**ВОПРОСЫ ДЛЯ ОТВЕТА:**
1. Перечислите все развлечения, которые по мере ухудшения состояния Жанны сменяли друг друга в тексте о ее болезни.
2. Отредактируйте фрагмент текста о болезни Жанны, начиная со слов «Я нашел поблизости» и заканчивая словами «на всю жизнь.», заменив «пледом» на «одеялом».

**ИССЛЕДУЕМЫЙ ТЕКСТ:**
::::

Тем не менее общее состояние Жанны ухудшалось. И вместе с этим сужался круг доступных ей развлечений, приходилось выдумывать всё новые и новые. Резко упало зрение – значит, на смену фильмам – аудиокниги. Теряется концентрация – прощайте аудиокниги, здравствуйте прогулки на воздухе, пусть и в коляске. Быстро наваливается усталость… В конце концов из доступных осталось только одно, самое простое и искренне любимое – еда!
Я нашел поблизости уютный и удивительно вкусный итальянский ресторан с незамысловатым названием Mario. Хозяин нас быстро запомнил, и мы частенько заглядывали к нему на ужин: Жанна в коляске, укрытая пледом, я позади, а из соседней гостиницы, разумеется, Платон. И каждый подобный вечер с пиццей или пастой был как будто наш Новый год. Мы болтали, смеялись и уплетали за обе щеки. И… были счастливы! До сих пор не могу понять, почему врачи не говорят об этом своим пациентам? Наполняйте каждую минуту существования любовью и теплом, словно она последняя. Наш Гамбург – это память на всю жизнь.
Постепенно судорога, сковавшая мою волю после известия о болезни Жанны, ослабевала. Я уже мог говорить о ее состоянии не только с ней самой, врачами и родителями. Мало-помалу в курс дела входили и ближайшие ее подруги. Смелые, честные и верные. Признаюсь, их отношение меня потрясло! В них не было ни капли женской ревности, соперничества. Жаннино отношение к ним было чистым и искренним. И, как я увижу, это было взаимно.
Первой, кто оставил все дела и не раздумывая прилетел к ней в Германию, чтобы не просто навестить, но быть рядом и остаться до последнего дня, стала Ксения.
Она ухаживала за Жанной, словно не замечая никакой разницы между Жанной до болезни и той Жанной, какой ее сделал рак. Каждое движение, каждое слово Ксении было пропитано нежностью и любовью. Без слез, обмороков и причитаний. Для меня это было наилучшим проявлением того, как можно ухаживать за тяжелобольным человеком, не душа его заботой. Ведь пациент, я знаю наверняка, чрезвычайно чувствителен к снисхождению, любого рода демонстрации его неполноценности, даже к проявлению жалости. Ксении с видимой легкостью удавалось обходить острые углы. Она и ее присутствие озаряло Жаннины дни в гамбургской клинике ровным и теплым светом верной дружбы и любви.
Еще, втайне от врачей и часто от меня, Ксюша баловала Жанну конфетами – тогда мы еще ничего не знали о противораковой диете. Жанна просто обожала кофейные батончики, знакомые нам всем еще с детства. И в маленьком прикроватном шкафу всегда хранился основательный запас. Врачи сердились. А вместе с ними и я. С другой стороны, ну что такого? Если каждая конфета была для нее улыбкой, то, черт с ними, пусть будут и конфеты.

::::

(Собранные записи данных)
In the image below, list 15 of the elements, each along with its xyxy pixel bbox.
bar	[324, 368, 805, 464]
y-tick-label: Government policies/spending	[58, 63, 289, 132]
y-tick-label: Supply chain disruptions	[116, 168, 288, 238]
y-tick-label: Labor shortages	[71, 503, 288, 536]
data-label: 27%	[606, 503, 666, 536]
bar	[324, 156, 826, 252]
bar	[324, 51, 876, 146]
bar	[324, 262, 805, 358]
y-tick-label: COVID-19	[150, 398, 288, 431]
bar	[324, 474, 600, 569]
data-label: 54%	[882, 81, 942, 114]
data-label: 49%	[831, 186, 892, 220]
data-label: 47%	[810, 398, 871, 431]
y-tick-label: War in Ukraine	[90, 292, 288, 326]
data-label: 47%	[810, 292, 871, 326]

::::

**ВЫПОЛНЕННЫЕ ЗАДАНИЯ:**
1. Фильмы, аудиокниги, прогулки на воздухе, еда.

2.
Я нашел поблизости уютный и удивительно вкусный итальянский ресторан с незамысловатым названием Mario. Хозяин нас быстро запомнил, и мы частенько заглядывали к нему на ужин: Жанна в коляске, укрытая одеялом, я позади, а из соседней гостиницы, разумеется, Платон. И каждый подобный вечер с пиццей или пастой был как будто наш Новый год. Мы болтали, смеялись и уплетали за обе щеки. И… были счастливы! До сих пор не могу понять, почему врачи не говорят об этом своим пациентам? Наполняйте каждую минуту существования любовью и теплом, словно она последняя. Наш Гамбург – это память на всю жизнь.